*GIVEN TASK:* Exactly repeat all the records below, omitting the images they hold.

··· RECORDS SUPPLIED ···

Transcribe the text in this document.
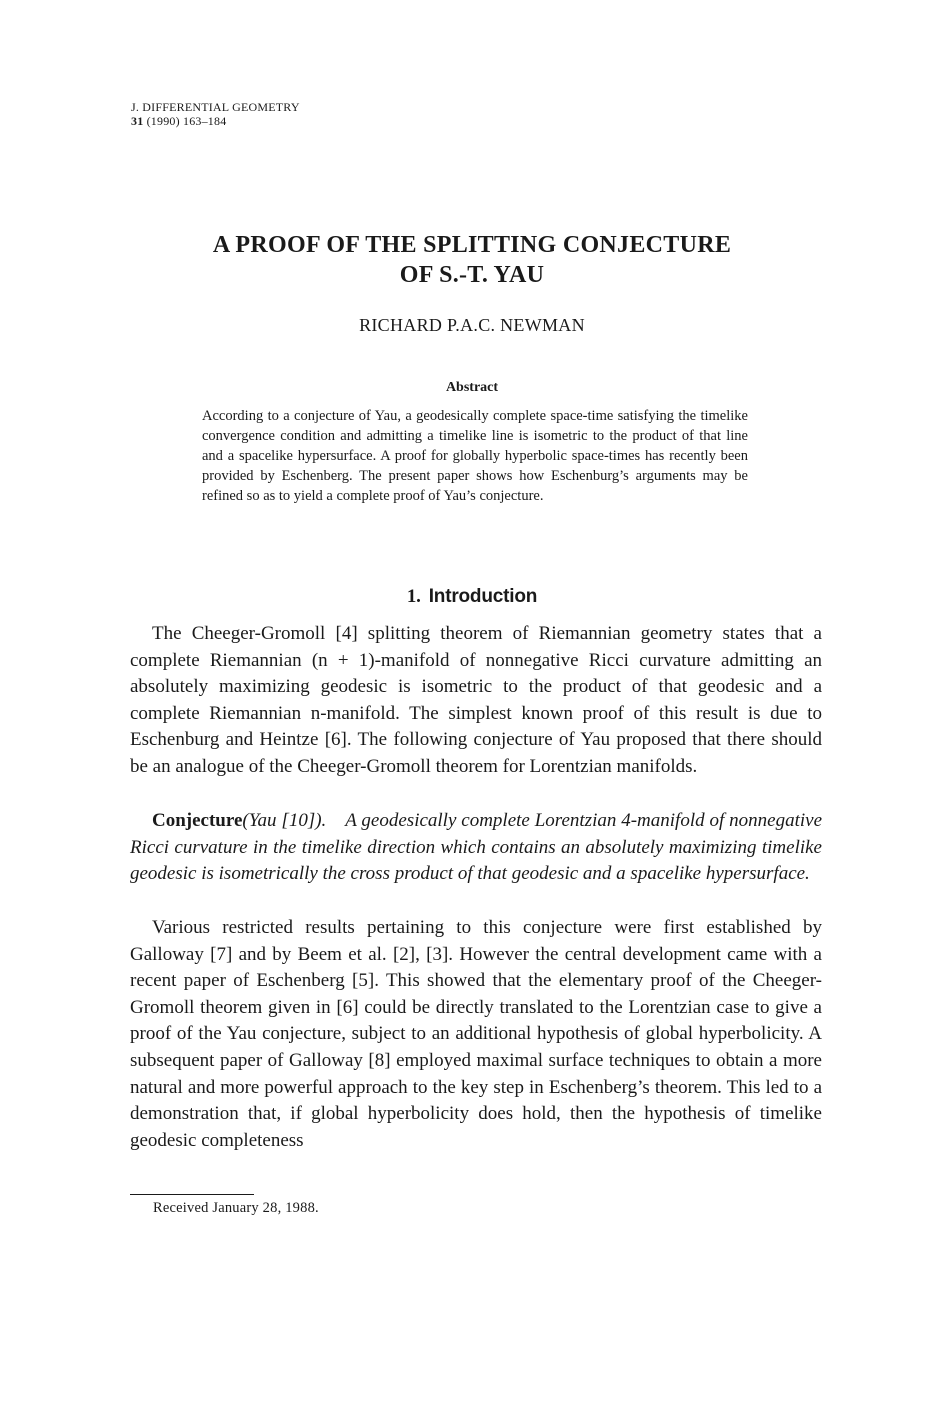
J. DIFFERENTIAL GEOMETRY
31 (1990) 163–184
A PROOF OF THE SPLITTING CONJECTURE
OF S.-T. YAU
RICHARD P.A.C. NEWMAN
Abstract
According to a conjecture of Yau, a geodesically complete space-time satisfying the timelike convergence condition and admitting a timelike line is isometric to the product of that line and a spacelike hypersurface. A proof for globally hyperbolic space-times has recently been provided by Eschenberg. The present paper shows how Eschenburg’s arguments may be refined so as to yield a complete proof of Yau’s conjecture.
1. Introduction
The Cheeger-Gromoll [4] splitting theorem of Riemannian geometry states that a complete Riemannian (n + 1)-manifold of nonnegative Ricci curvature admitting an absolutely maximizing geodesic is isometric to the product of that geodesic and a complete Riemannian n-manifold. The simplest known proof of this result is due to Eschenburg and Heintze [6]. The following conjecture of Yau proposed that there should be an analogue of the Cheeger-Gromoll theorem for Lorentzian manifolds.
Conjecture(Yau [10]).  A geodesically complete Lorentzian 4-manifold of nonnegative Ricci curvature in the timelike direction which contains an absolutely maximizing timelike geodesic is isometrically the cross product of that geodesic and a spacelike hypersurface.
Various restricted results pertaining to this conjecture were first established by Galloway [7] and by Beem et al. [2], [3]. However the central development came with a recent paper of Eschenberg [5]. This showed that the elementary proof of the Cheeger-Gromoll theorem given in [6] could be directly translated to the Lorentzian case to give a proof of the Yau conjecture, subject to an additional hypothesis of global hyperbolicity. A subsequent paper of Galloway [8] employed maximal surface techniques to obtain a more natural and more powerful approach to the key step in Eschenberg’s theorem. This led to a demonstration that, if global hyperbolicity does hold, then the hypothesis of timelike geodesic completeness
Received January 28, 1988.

···

*WORKED ANSWER:*
Transcribe the text in this document.
J. DIFFERENTIAL GEOMETRY
31 (1990) 163–184
A PROOF OF THE SPLITTING CONJECTURE
OF S.-T. YAU
RICHARD P.A.C. NEWMAN
Abstract
According to a conjecture of Yau, a geodesically complete space-time satisfying the timelike convergence condition and admitting a timelike line is isometric to the product of that line and a spacelike hypersurface. A proof for globally hyperbolic space-times has recently been provided by Eschenberg. The present paper shows how Eschenburg’s arguments may be refined so as to yield a complete proof of Yau’s conjecture.
1. Introduction
The Cheeger-Gromoll [4] splitting theorem of Riemannian geometry states that a complete Riemannian (n + 1)-manifold of nonnegative Ricci curvature admitting an absolutely maximizing geodesic is isometric to the product of that geodesic and a complete Riemannian n-manifold. The simplest known proof of this result is due to Eschenburg and Heintze [6]. The following conjecture of Yau proposed that there should be an analogue of the Cheeger-Gromoll theorem for Lorentzian manifolds.
Conjecture(Yau [10]).  A geodesically complete Lorentzian 4-manifold of nonnegative Ricci curvature in the timelike direction which contains an absolutely maximizing timelike geodesic is isometrically the cross product of that geodesic and a spacelike hypersurface.
Various restricted results pertaining to this conjecture were first established by Galloway [7] and by Beem et al. [2], [3]. However the central development came with a recent paper of Eschenberg [5]. This showed that the elementary proof of the Cheeger-Gromoll theorem given in [6] could be directly translated to the Lorentzian case to give a proof of the Yau conjecture, subject to an additional hypothesis of global hyperbolicity. A subsequent paper of Galloway [8] employed maximal surface techniques to obtain a more natural and more powerful approach to the key step in Eschenberg’s theorem. This led to a demonstration that, if global hyperbolicity does hold, then the hypothesis of timelike geodesic completeness
Received January 28, 1988.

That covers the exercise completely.